***** TASK DATA *****
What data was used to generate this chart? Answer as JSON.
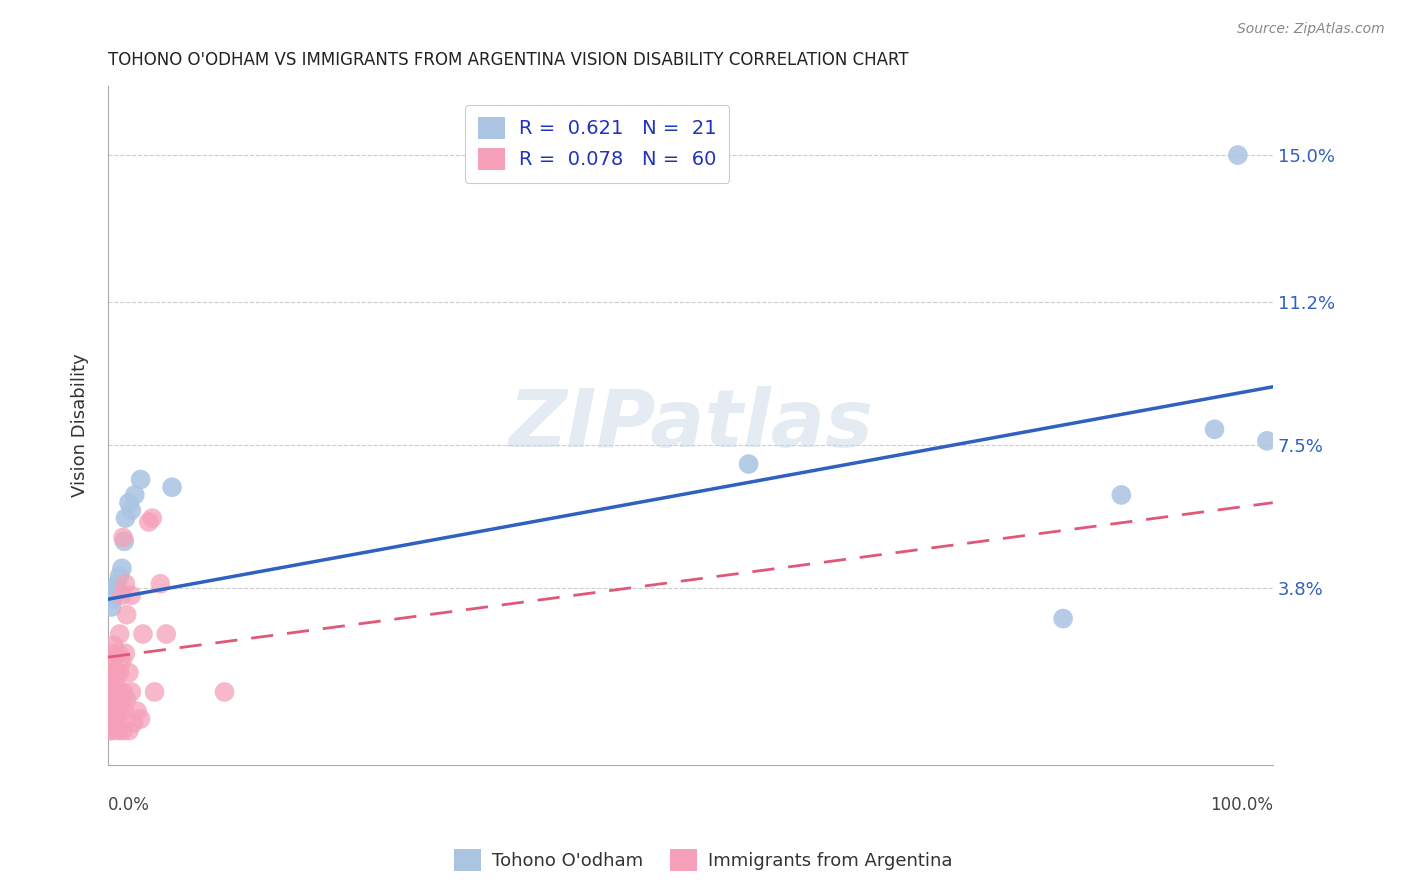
{
  "title": "TOHONO O'ODHAM VS IMMIGRANTS FROM ARGENTINA VISION DISABILITY CORRELATION CHART",
  "source": "Source: ZipAtlas.com",
  "ylabel": "Vision Disability",
  "yticks": [
    0.0,
    0.038,
    0.075,
    0.112,
    0.15
  ],
  "ytick_labels": [
    "",
    "3.8%",
    "7.5%",
    "11.2%",
    "15.0%"
  ],
  "xlim": [
    0.0,
    1.0
  ],
  "ylim": [
    -0.008,
    0.168
  ],
  "watermark": "ZIPatlas",
  "blue_color": "#aac4e2",
  "pink_color": "#f5a0b8",
  "blue_line_color": "#3060c0",
  "pink_line_color": "#e05878",
  "blue_line": [
    0.0,
    0.035,
    1.0,
    0.09
  ],
  "pink_line": [
    0.0,
    0.02,
    1.0,
    0.06
  ],
  "tohono_points": [
    [
      0.003,
      0.033
    ],
    [
      0.004,
      0.035
    ],
    [
      0.005,
      0.038
    ],
    [
      0.006,
      0.036
    ],
    [
      0.007,
      0.037
    ],
    [
      0.008,
      0.039
    ],
    [
      0.01,
      0.041
    ],
    [
      0.012,
      0.043
    ],
    [
      0.014,
      0.05
    ],
    [
      0.015,
      0.056
    ],
    [
      0.018,
      0.06
    ],
    [
      0.02,
      0.058
    ],
    [
      0.023,
      0.062
    ],
    [
      0.028,
      0.066
    ],
    [
      0.055,
      0.064
    ],
    [
      0.55,
      0.07
    ],
    [
      0.82,
      0.03
    ],
    [
      0.87,
      0.062
    ],
    [
      0.95,
      0.079
    ],
    [
      0.97,
      0.15
    ],
    [
      0.995,
      0.076
    ]
  ],
  "argentina_points": [
    [
      0.001,
      0.002
    ],
    [
      0.001,
      0.004
    ],
    [
      0.001,
      0.006
    ],
    [
      0.001,
      0.009
    ],
    [
      0.002,
      0.001
    ],
    [
      0.002,
      0.004
    ],
    [
      0.002,
      0.007
    ],
    [
      0.002,
      0.011
    ],
    [
      0.002,
      0.013
    ],
    [
      0.003,
      0.003
    ],
    [
      0.003,
      0.006
    ],
    [
      0.003,
      0.009
    ],
    [
      0.003,
      0.016
    ],
    [
      0.003,
      0.019
    ],
    [
      0.004,
      0.001
    ],
    [
      0.004,
      0.006
    ],
    [
      0.004,
      0.011
    ],
    [
      0.004,
      0.021
    ],
    [
      0.005,
      0.003
    ],
    [
      0.005,
      0.009
    ],
    [
      0.005,
      0.016
    ],
    [
      0.005,
      0.023
    ],
    [
      0.006,
      0.006
    ],
    [
      0.006,
      0.011
    ],
    [
      0.006,
      0.016
    ],
    [
      0.007,
      0.004
    ],
    [
      0.007,
      0.013
    ],
    [
      0.008,
      0.006
    ],
    [
      0.008,
      0.016
    ],
    [
      0.009,
      0.001
    ],
    [
      0.009,
      0.011
    ],
    [
      0.009,
      0.021
    ],
    [
      0.01,
      0.006
    ],
    [
      0.01,
      0.016
    ],
    [
      0.01,
      0.026
    ],
    [
      0.012,
      0.009
    ],
    [
      0.012,
      0.019
    ],
    [
      0.012,
      0.036
    ],
    [
      0.013,
      0.001
    ],
    [
      0.013,
      0.011
    ],
    [
      0.013,
      0.051
    ],
    [
      0.014,
      0.006
    ],
    [
      0.015,
      0.021
    ],
    [
      0.015,
      0.039
    ],
    [
      0.016,
      0.009
    ],
    [
      0.016,
      0.031
    ],
    [
      0.018,
      0.001
    ],
    [
      0.018,
      0.016
    ],
    [
      0.02,
      0.011
    ],
    [
      0.02,
      0.036
    ],
    [
      0.022,
      0.003
    ],
    [
      0.025,
      0.006
    ],
    [
      0.028,
      0.004
    ],
    [
      0.03,
      0.026
    ],
    [
      0.035,
      0.055
    ],
    [
      0.038,
      0.056
    ],
    [
      0.04,
      0.011
    ],
    [
      0.045,
      0.039
    ],
    [
      0.05,
      0.026
    ],
    [
      0.1,
      0.011
    ]
  ]
}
*****
» **WHAT IS BEING ASKED**:
Print out the whole of the material word for word, without pictures.

» **EXPECTED ANSWER**:
What data was used to generate this chart? Answer as JSON.
{
  "title": "TOHONO O'ODHAM VS IMMIGRANTS FROM ARGENTINA VISION DISABILITY CORRELATION CHART",
  "source": "Source: ZipAtlas.com",
  "ylabel": "Vision Disability",
  "yticks": [
    0.0,
    0.038,
    0.075,
    0.112,
    0.15
  ],
  "ytick_labels": [
    "",
    "3.8%",
    "7.5%",
    "11.2%",
    "15.0%"
  ],
  "xlim": [
    0.0,
    1.0
  ],
  "ylim": [
    -0.008,
    0.168
  ],
  "watermark": "ZIPatlas",
  "blue_color": "#aac4e2",
  "pink_color": "#f5a0b8",
  "blue_line_color": "#3060c0",
  "pink_line_color": "#e05878",
  "blue_line": [
    0.0,
    0.035,
    1.0,
    0.09
  ],
  "pink_line": [
    0.0,
    0.02,
    1.0,
    0.06
  ],
  "tohono_points": [
    [
      0.003,
      0.033
    ],
    [
      0.004,
      0.035
    ],
    [
      0.005,
      0.038
    ],
    [
      0.006,
      0.036
    ],
    [
      0.007,
      0.037
    ],
    [
      0.008,
      0.039
    ],
    [
      0.01,
      0.041
    ],
    [
      0.012,
      0.043
    ],
    [
      0.014,
      0.05
    ],
    [
      0.015,
      0.056
    ],
    [
      0.018,
      0.06
    ],
    [
      0.02,
      0.058
    ],
    [
      0.023,
      0.062
    ],
    [
      0.028,
      0.066
    ],
    [
      0.055,
      0.064
    ],
    [
      0.55,
      0.07
    ],
    [
      0.82,
      0.03
    ],
    [
      0.87,
      0.062
    ],
    [
      0.95,
      0.079
    ],
    [
      0.97,
      0.15
    ],
    [
      0.995,
      0.076
    ]
  ],
  "argentina_points": [
    [
      0.001,
      0.002
    ],
    [
      0.001,
      0.004
    ],
    [
      0.001,
      0.006
    ],
    [
      0.001,
      0.009
    ],
    [
      0.002,
      0.001
    ],
    [
      0.002,
      0.004
    ],
    [
      0.002,
      0.007
    ],
    [
      0.002,
      0.011
    ],
    [
      0.002,
      0.013
    ],
    [
      0.003,
      0.003
    ],
    [
      0.003,
      0.006
    ],
    [
      0.003,
      0.009
    ],
    [
      0.003,
      0.016
    ],
    [
      0.003,
      0.019
    ],
    [
      0.004,
      0.001
    ],
    [
      0.004,
      0.006
    ],
    [
      0.004,
      0.011
    ],
    [
      0.004,
      0.021
    ],
    [
      0.005,
      0.003
    ],
    [
      0.005,
      0.009
    ],
    [
      0.005,
      0.016
    ],
    [
      0.005,
      0.023
    ],
    [
      0.006,
      0.006
    ],
    [
      0.006,
      0.011
    ],
    [
      0.006,
      0.016
    ],
    [
      0.007,
      0.004
    ],
    [
      0.007,
      0.013
    ],
    [
      0.008,
      0.006
    ],
    [
      0.008,
      0.016
    ],
    [
      0.009,
      0.001
    ],
    [
      0.009,
      0.011
    ],
    [
      0.009,
      0.021
    ],
    [
      0.01,
      0.006
    ],
    [
      0.01,
      0.016
    ],
    [
      0.01,
      0.026
    ],
    [
      0.012,
      0.009
    ],
    [
      0.012,
      0.019
    ],
    [
      0.012,
      0.036
    ],
    [
      0.013,
      0.001
    ],
    [
      0.013,
      0.011
    ],
    [
      0.013,
      0.051
    ],
    [
      0.014,
      0.006
    ],
    [
      0.015,
      0.021
    ],
    [
      0.015,
      0.039
    ],
    [
      0.016,
      0.009
    ],
    [
      0.016,
      0.031
    ],
    [
      0.018,
      0.001
    ],
    [
      0.018,
      0.016
    ],
    [
      0.02,
      0.011
    ],
    [
      0.02,
      0.036
    ],
    [
      0.022,
      0.003
    ],
    [
      0.025,
      0.006
    ],
    [
      0.028,
      0.004
    ],
    [
      0.03,
      0.026
    ],
    [
      0.035,
      0.055
    ],
    [
      0.038,
      0.056
    ],
    [
      0.04,
      0.011
    ],
    [
      0.045,
      0.039
    ],
    [
      0.05,
      0.026
    ],
    [
      0.1,
      0.011
    ]
  ]
}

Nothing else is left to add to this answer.